→ Page extract

>>>

# Succession Planting



## Garden_Hoard (Mar 21, 2011)

What a great post! I love succession planting - and the filling the gap approach is new to me. Thanks!!!


----------



## Tee (Mar 26, 2009)

Thank you! I'm glad you found something useful from the post. Other people might have a better nam than "fill the gap" but that's what I call it LOL. It really is a great way to get more continually growing vegetables from your garden.


----------



## Hardy (Mar 21, 2011)

Sounds like an interesting post. This year I am planning to try my hand at some inter cropping... that is, sowing slower growing plants, and filling up the empty space with faster growing plants. The idea is you harvest the faster growing plants before the slower ones need the space.

Your article contains lots of interesting info


----------



## Tee (Mar 26, 2009)

Your ideas for planting slower crops with faster growing crops is fantastic! There are many ways you can increase the production of your garden. Thanks for sharing your plans! Very interesting, indeed.

<<<

→ Set problem
Carry on the succession planting thread from where it stops, adding the next reply or two in the same style.

→ Given data
>>>

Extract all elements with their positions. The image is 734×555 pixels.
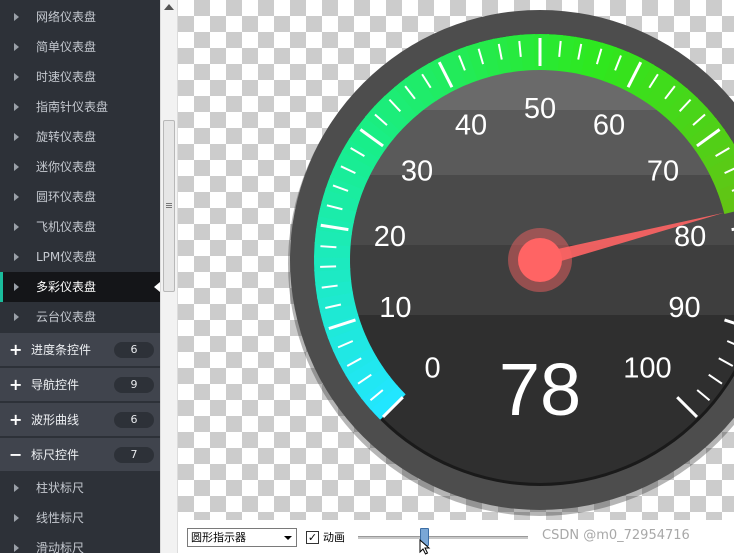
sidebar-item-label: 简单仪表盘 [36,40,97,54]
scale-label: 40 [455,110,487,142]
sidebar-item-label: 线性标尺 [36,511,85,525]
chevron-right-icon [14,223,19,231]
count-badge: 6 [114,342,154,358]
chevron-right-icon [14,484,19,492]
sidebar-item-8[interactable]: LPM仪表盘 [0,242,160,272]
active-indicator [0,272,3,302]
scale-label: 60 [593,110,625,142]
pointer-hub [518,238,562,282]
nav-group-0[interactable]: + 进度条控件 6 [0,332,160,366]
sidebar-item-label: 滑动标尺 [36,541,85,553]
nav-group-label: 进度条控件 [31,343,92,357]
value-slider-track[interactable] [358,536,528,539]
chevron-right-icon [14,313,19,321]
collapse-minus-icon: − [9,445,23,464]
sidebar-item-4[interactable]: 旋转仪表盘 [0,122,160,152]
grip-icon [166,203,172,204]
sidebar-item-label: 迷你仪表盘 [36,160,97,174]
chevron-right-icon [14,253,19,261]
chevron-right-icon [14,103,19,111]
animation-checkbox[interactable]: ✓ [306,531,319,544]
pointer-style-select[interactable]: 圆形指示器 [187,528,297,547]
scroll-up-arrow-icon[interactable] [164,4,174,10]
chevron-right-icon [14,163,19,171]
sidebar-scrollbar[interactable] [160,0,178,553]
scale-label: 30 [401,156,433,188]
gauge-arc-segment [314,255,351,272]
sidebar-item-10[interactable]: 云台仪表盘 [0,302,160,332]
sidebar-item-label: 时速仪表盘 [36,70,97,84]
scale-label: 70 [647,156,679,188]
nav-group-2[interactable]: + 波形曲线 6 [0,402,160,436]
sidebar-item-label: 圆环仪表盘 [36,190,97,204]
sidebar-subitem-2[interactable]: 滑动标尺 [0,533,160,553]
scale-label: 90 [668,292,700,324]
expand-plus-icon: + [9,340,23,359]
chevron-right-icon [14,43,19,51]
nav-group-3[interactable]: − 标尺控件 7 [0,437,160,471]
gauge-tick [320,245,337,249]
count-badge: 6 [114,412,154,428]
nav-group-label: 波形曲线 [31,413,80,427]
chevron-right-icon [14,13,19,21]
watermark: CSDN @m0_72954716 [542,528,690,543]
scale-label: 0 [424,352,440,384]
expand-plus-icon: + [9,375,23,394]
color-gauge: 010203040506070809010078 [288,10,734,516]
sidebar-item-6[interactable]: 圆环仪表盘 [0,182,160,212]
scale-label: 10 [379,292,411,324]
chevron-right-icon [14,73,19,81]
sidebar-item-label: 网络仪表盘 [36,10,97,24]
sidebar-item-label: 云台仪表盘 [36,310,97,324]
sidebar-nav: 网络仪表盘简单仪表盘时速仪表盘指南针仪表盘 旋转仪表盘迷你仪表盘圆环仪表盘飞机仪表… [0,0,160,553]
sidebar-item-label: 柱状标尺 [36,481,85,495]
sidebar-subitem-1[interactable]: 线性标尺 [0,503,160,533]
expand-plus-icon: + [9,410,23,429]
sidebar-subitem-0[interactable]: 柱状标尺 [0,473,160,503]
nav-group-label: 标尺控件 [31,448,80,462]
chevron-right-icon [14,544,19,552]
chevron-right-icon [14,514,19,522]
sidebar-item-label: 多彩仪表盘 [36,280,97,294]
gauge-value: 78 [499,348,581,431]
sidebar-item-2[interactable]: 时速仪表盘 [0,62,160,92]
control-bar: 圆形指示器 ✓ 动画 CSDN @m0_72954716 [178,520,734,555]
sidebar-item-label: 旋转仪表盘 [36,130,97,144]
gauge-canvas: 0 10 20 30 40 50 60 70 80 90 100 78 [178,0,734,520]
nav-group-1[interactable]: + 导航控件 9 [0,367,160,401]
sidebar-item-1[interactable]: 简单仪表盘 [0,32,160,62]
sidebar-item-9[interactable]: 多彩仪表盘 [0,272,160,302]
scale-label: 100 [623,352,671,384]
sidebar-item-3[interactable]: 指南针仪表盘 [0,92,160,122]
scrollbar-thumb[interactable] [163,120,175,292]
count-badge: 7 [114,447,154,463]
sidebar-item-5[interactable]: 迷你仪表盘 [0,152,160,182]
chevron-right-icon [14,283,19,291]
sidebar-item-7[interactable]: 飞机仪表盘 [0,212,160,242]
chevron-right-icon [14,133,19,141]
gauge-tick [320,265,337,268]
scale-label: 20 [374,221,406,253]
chevron-down-icon[interactable] [284,536,292,540]
scale-label: 50 [524,93,556,125]
sidebar-item-0[interactable]: 网络仪表盘 [0,2,160,32]
sidebar-item-label: 指南针仪表盘 [36,100,109,114]
nav-group-label: 导航控件 [31,378,80,392]
chevron-right-icon [14,193,19,201]
count-badge: 9 [114,377,154,393]
sidebar-item-label: LPM仪表盘 [36,250,97,264]
pointer-style-value: 圆形指示器 [191,531,246,544]
animation-label: 动画 [323,531,345,544]
sidebar-item-label: 飞机仪表盘 [36,220,97,234]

<<<

→ Expected output
----------



## JackVSage (Jun 23, 2012)

Do chard and arugula grow well in NC? How late into the season can you plant them?


----------



## Tee (Mar 26, 2009)

Yes, arugula and Swiss chard grows well in North Carolina. If you are in the coastal or piedmont ares you probably need to start it in late March - early April. If you live in the western, mountain areas you can probably start it from early April until early May. They do better in cooler temperatures. You could also plant them in late summer or early fall for a fall crop.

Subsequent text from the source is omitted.